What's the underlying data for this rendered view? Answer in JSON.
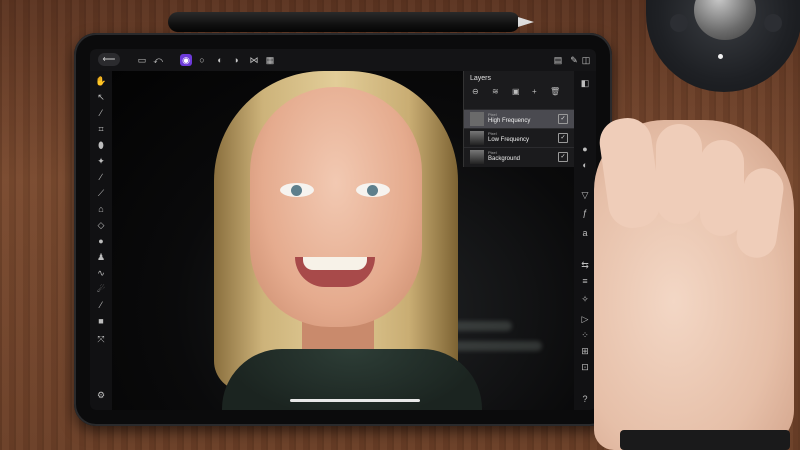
{
  "app": {
    "layers_panel": {
      "title": "Layers",
      "controls": [
        "⊖",
        "≋",
        "▣",
        "+",
        "🗑"
      ],
      "layers": [
        {
          "kind": "Pixel",
          "name": "High Frequency",
          "selected": true,
          "visible": true
        },
        {
          "kind": "Pixel",
          "name": "Low Frequency",
          "selected": false,
          "visible": true
        },
        {
          "kind": "Pixel",
          "name": "Background",
          "selected": false,
          "visible": true
        }
      ]
    },
    "toolbar": {
      "back": "⟵",
      "persona_icons": [
        "photo-persona-icon",
        "liquify-icon",
        "develop-icon",
        "tone-map-icon",
        "export-icon"
      ]
    },
    "bottom_right_help": "?"
  },
  "colors": {
    "accent": "#6d3ad9",
    "panel_bg": "#1c1c1e",
    "selected_row": "#4a4a50"
  }
}
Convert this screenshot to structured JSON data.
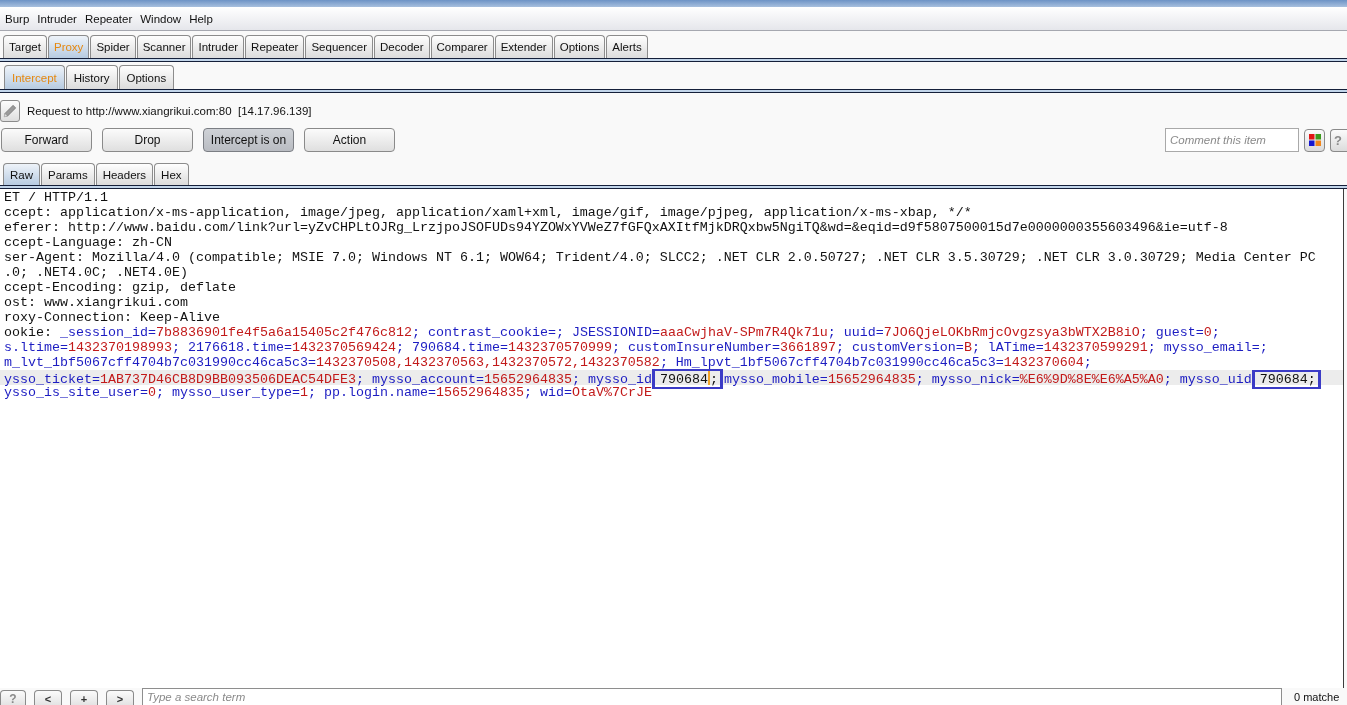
{
  "menu_bar": [
    "Burp",
    "Intruder",
    "Repeater",
    "Window",
    "Help"
  ],
  "main_tabs": [
    {
      "label": "Target",
      "selected": false
    },
    {
      "label": "Proxy",
      "selected": true
    },
    {
      "label": "Spider",
      "selected": false
    },
    {
      "label": "Scanner",
      "selected": false
    },
    {
      "label": "Intruder",
      "selected": false
    },
    {
      "label": "Repeater",
      "selected": false
    },
    {
      "label": "Sequencer",
      "selected": false
    },
    {
      "label": "Decoder",
      "selected": false
    },
    {
      "label": "Comparer",
      "selected": false
    },
    {
      "label": "Extender",
      "selected": false
    },
    {
      "label": "Options",
      "selected": false
    },
    {
      "label": "Alerts",
      "selected": false
    }
  ],
  "proxy_tabs": [
    {
      "label": "Intercept",
      "selected": true
    },
    {
      "label": "History",
      "selected": false
    },
    {
      "label": "Options",
      "selected": false
    }
  ],
  "request_info": "Request to http://www.xiangrikui.com:80  [14.17.96.139]",
  "actions": [
    {
      "label": "Forward",
      "pressed": false
    },
    {
      "label": "Drop",
      "pressed": false
    },
    {
      "label": "Intercept is on",
      "pressed": true
    },
    {
      "label": "Action",
      "pressed": false
    }
  ],
  "comment": {
    "placeholder": "Comment this item"
  },
  "help_button": "?",
  "message_tabs": [
    {
      "label": "Raw",
      "selected": true
    },
    {
      "label": "Params",
      "selected": false
    },
    {
      "label": "Headers",
      "selected": false
    },
    {
      "label": "Hex",
      "selected": false
    }
  ],
  "raw_lines": [
    {
      "current": false,
      "segments": [
        {
          "kind": "plain",
          "text": "ET / HTTP/1.1"
        }
      ]
    },
    {
      "current": false,
      "segments": [
        {
          "kind": "plain",
          "text": "ccept: application/x-ms-application, image/jpeg, application/xaml+xml, image/gif, image/pjpeg, application/x-ms-xbap, */*"
        }
      ]
    },
    {
      "current": false,
      "segments": [
        {
          "kind": "plain",
          "text": "eferer: http://www.baidu.com/link?url=yZvCHPLtOJRg_LrzjpoJSOFUDs94YZOWxYVWeZ7fGFQxAXItfMjkDRQxbw5NgiTQ&wd=&eqid=d9f5807500015d7e0000000355603496&ie=utf-8"
        }
      ]
    },
    {
      "current": false,
      "segments": [
        {
          "kind": "plain",
          "text": "ccept-Language: zh-CN"
        }
      ]
    },
    {
      "current": false,
      "segments": [
        {
          "kind": "plain",
          "text": "ser-Agent: Mozilla/4.0 (compatible; MSIE 7.0; Windows NT 6.1; WOW64; Trident/4.0; SLCC2; .NET CLR 2.0.50727; .NET CLR 3.5.30729; .NET CLR 3.0.30729; Media Center PC"
        }
      ]
    },
    {
      "current": false,
      "segments": [
        {
          "kind": "plain",
          "text": ".0; .NET4.0C; .NET4.0E)"
        }
      ]
    },
    {
      "current": false,
      "segments": [
        {
          "kind": "plain",
          "text": "ccept-Encoding: gzip, deflate"
        }
      ]
    },
    {
      "current": false,
      "segments": [
        {
          "kind": "plain",
          "text": "ost: www.xiangrikui.com"
        }
      ]
    },
    {
      "current": false,
      "segments": [
        {
          "kind": "plain",
          "text": "roxy-Connection: Keep-Alive"
        }
      ]
    },
    {
      "current": false,
      "segments": [
        {
          "kind": "plain",
          "text": "ookie: "
        },
        {
          "kind": "name",
          "text": "_session_id="
        },
        {
          "kind": "value",
          "text": "7b8836901fe4f5a6a15405c2f476c812"
        },
        {
          "kind": "name",
          "text": "; contrast_cookie=; JSESSIONID="
        },
        {
          "kind": "value",
          "text": "aaaCwjhaV-SPm7R4Qk71u"
        },
        {
          "kind": "name",
          "text": "; uuid="
        },
        {
          "kind": "value",
          "text": "7JO6QjeLOKbRmjcOvgzsya3bWTX2B8iO"
        },
        {
          "kind": "name",
          "text": "; guest="
        },
        {
          "kind": "value",
          "text": "0"
        },
        {
          "kind": "name",
          "text": ";"
        }
      ]
    },
    {
      "current": false,
      "segments": [
        {
          "kind": "name",
          "text": "s.ltime="
        },
        {
          "kind": "value",
          "text": "1432370198993"
        },
        {
          "kind": "name",
          "text": "; 2176618.time="
        },
        {
          "kind": "value",
          "text": "1432370569424"
        },
        {
          "kind": "name",
          "text": "; 790684.time="
        },
        {
          "kind": "value",
          "text": "1432370570999"
        },
        {
          "kind": "name",
          "text": "; customInsureNumber="
        },
        {
          "kind": "value",
          "text": "3661897"
        },
        {
          "kind": "name",
          "text": "; customVersion="
        },
        {
          "kind": "value",
          "text": "B"
        },
        {
          "kind": "name",
          "text": "; lATime="
        },
        {
          "kind": "value",
          "text": "1432370599291"
        },
        {
          "kind": "name",
          "text": "; mysso_email=;"
        }
      ]
    },
    {
      "current": false,
      "segments": [
        {
          "kind": "name",
          "text": "m_lvt_1bf5067cff4704b7c031990cc46ca5c3="
        },
        {
          "kind": "value",
          "text": "1432370508,1432370563,1432370572,1432370582"
        },
        {
          "kind": "name",
          "text": "; Hm_lpvt_1bf5067cff4704b7c031990cc46ca5c3="
        },
        {
          "kind": "value",
          "text": "1432370604"
        },
        {
          "kind": "name",
          "text": ";"
        }
      ]
    },
    {
      "current": true,
      "segments": [
        {
          "kind": "name",
          "text": "ysso_ticket="
        },
        {
          "kind": "value",
          "text": "1AB737D46CB8D9BB093506DEAC54DFE3"
        },
        {
          "kind": "name",
          "text": "; mysso_account="
        },
        {
          "kind": "value",
          "text": "15652964835"
        },
        {
          "kind": "name",
          "text": "; mysso_id"
        },
        {
          "kind": "box",
          "parts": [
            {
              "kind": "plain",
              "text": "790684"
            },
            {
              "kind": "cursor"
            },
            {
              "kind": "plain",
              "text": ";"
            }
          ]
        },
        {
          "kind": "name",
          "text": " mysso_mobile="
        },
        {
          "kind": "value",
          "text": "15652964835"
        },
        {
          "kind": "name",
          "text": "; mysso_nick="
        },
        {
          "kind": "value",
          "text": "%E6%9D%8E%E6%A5%A0"
        },
        {
          "kind": "name",
          "text": "; mysso_uid"
        },
        {
          "kind": "box",
          "parts": [
            {
              "kind": "plain",
              "text": "790684;"
            }
          ]
        }
      ]
    },
    {
      "current": false,
      "segments": [
        {
          "kind": "name",
          "text": "ysso_is_site_user="
        },
        {
          "kind": "value",
          "text": "0"
        },
        {
          "kind": "name",
          "text": "; mysso_user_type="
        },
        {
          "kind": "value",
          "text": "1"
        },
        {
          "kind": "name",
          "text": "; pp.login.name="
        },
        {
          "kind": "value",
          "text": "15652964835"
        },
        {
          "kind": "name",
          "text": "; wid="
        },
        {
          "kind": "value",
          "text": "OtaV%7CrJE"
        }
      ]
    }
  ],
  "search_bar": {
    "buttons": [
      "?",
      "<",
      "+",
      ">"
    ],
    "placeholder": "Type a search term",
    "matches": "0 matche"
  }
}
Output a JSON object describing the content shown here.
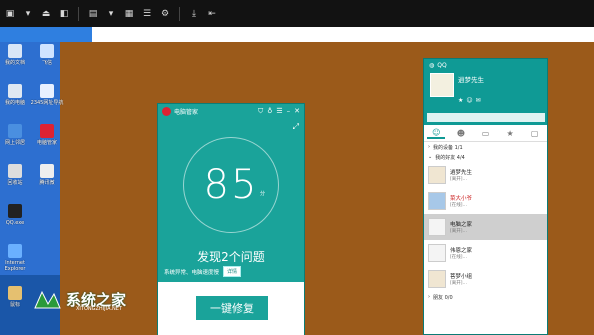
{
  "desktop_icons": [
    {
      "label": "我的文档",
      "color": "#d9e6f7"
    },
    {
      "label": "飞信",
      "color": "#cfe3ff"
    },
    {
      "label": "我的电脑",
      "color": "#dfe8f2"
    },
    {
      "label": "2345网址导航",
      "color": "#e8f0ff"
    },
    {
      "label": "网上邻居",
      "color": "#4a8fe0"
    },
    {
      "label": "电脑管家",
      "color": "#d23"
    },
    {
      "label": "回收站",
      "color": "#ddd"
    },
    {
      "label": "腾讯微",
      "color": "#eee"
    },
    {
      "label": "QQ.exe",
      "color": "#222"
    },
    {
      "label": "Internet Explorer",
      "color": "#6ab0ff"
    },
    {
      "label": "鼠标",
      "color": "#e5c070"
    }
  ],
  "pc_manager": {
    "title": "电脑管家",
    "score": "85",
    "unit": "分",
    "issues": "发现2个问题",
    "sub": "系统异常、电脑速度慢",
    "detail": "详情",
    "fix_button": "一键修复"
  },
  "qq": {
    "title": "QQ",
    "nickname": "逍梦先生",
    "groups": [
      {
        "label": "我的设备 1/1"
      },
      {
        "label": "我的好友 4/4"
      },
      {
        "label": "朋友 0/0"
      }
    ],
    "contacts": [
      {
        "name": "逍梦先生",
        "status": "[离开]…"
      },
      {
        "name": "菜大小爷",
        "status": "[在线]…"
      },
      {
        "name": "电脑之家",
        "status": "[离开]…"
      },
      {
        "name": "伟恩之家",
        "status": "[在线]…"
      },
      {
        "name": "菩梦小组",
        "status": "[离开]…"
      }
    ]
  },
  "watermark": {
    "main": "系统之家",
    "sub": "XITONGZHIJIA.NET"
  }
}
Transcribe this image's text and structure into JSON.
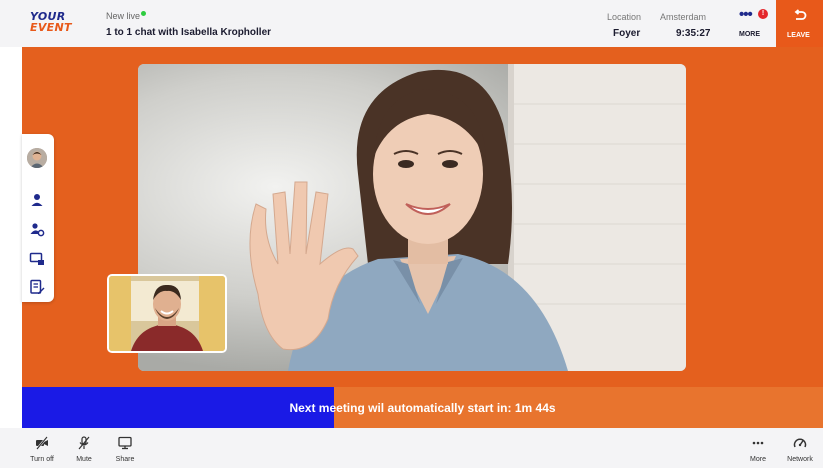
{
  "header": {
    "logo_line1": "YOUR",
    "logo_line2": "EVENT",
    "session_subtitle": "New live",
    "session_title": "1 to 1 chat with Isabella Kropholler",
    "location_label": "Location",
    "location_value": "Foyer",
    "city_label": "Amsterdam",
    "time_value": "9:35:27",
    "more_dots": "•••",
    "more_badge": "!",
    "more_label": "MORE",
    "leave_label": "LEAVE"
  },
  "sidebar": {
    "icons": [
      "user-avatar",
      "person-icon",
      "person-settings-icon",
      "screen-share-icon",
      "notes-icon"
    ]
  },
  "countdown": {
    "text": "Next meeting wil automatically start in: 1m 44s",
    "progress_fraction": 0.39,
    "fill_color": "#1a1ae6",
    "track_color": "#e8742e"
  },
  "footer": {
    "left": [
      {
        "icon": "video-off-icon",
        "label": "Turn off"
      },
      {
        "icon": "mic-off-icon",
        "label": "Mute"
      },
      {
        "icon": "monitor-icon",
        "label": "Share"
      }
    ],
    "right": [
      {
        "icon": "more-dots-icon",
        "label": "More"
      },
      {
        "icon": "network-gauge-icon",
        "label": "Network"
      }
    ]
  },
  "colors": {
    "accent_orange": "#e8591a",
    "brand_navy": "#1f2a8c",
    "stage_orange": "#e4601e"
  }
}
________________________
#### To be done
Copy every line of the records above that holds the word "placeholder".

#### Correct response
    "placeholder": "Comment this item"
    "placeholder": "Type a search term",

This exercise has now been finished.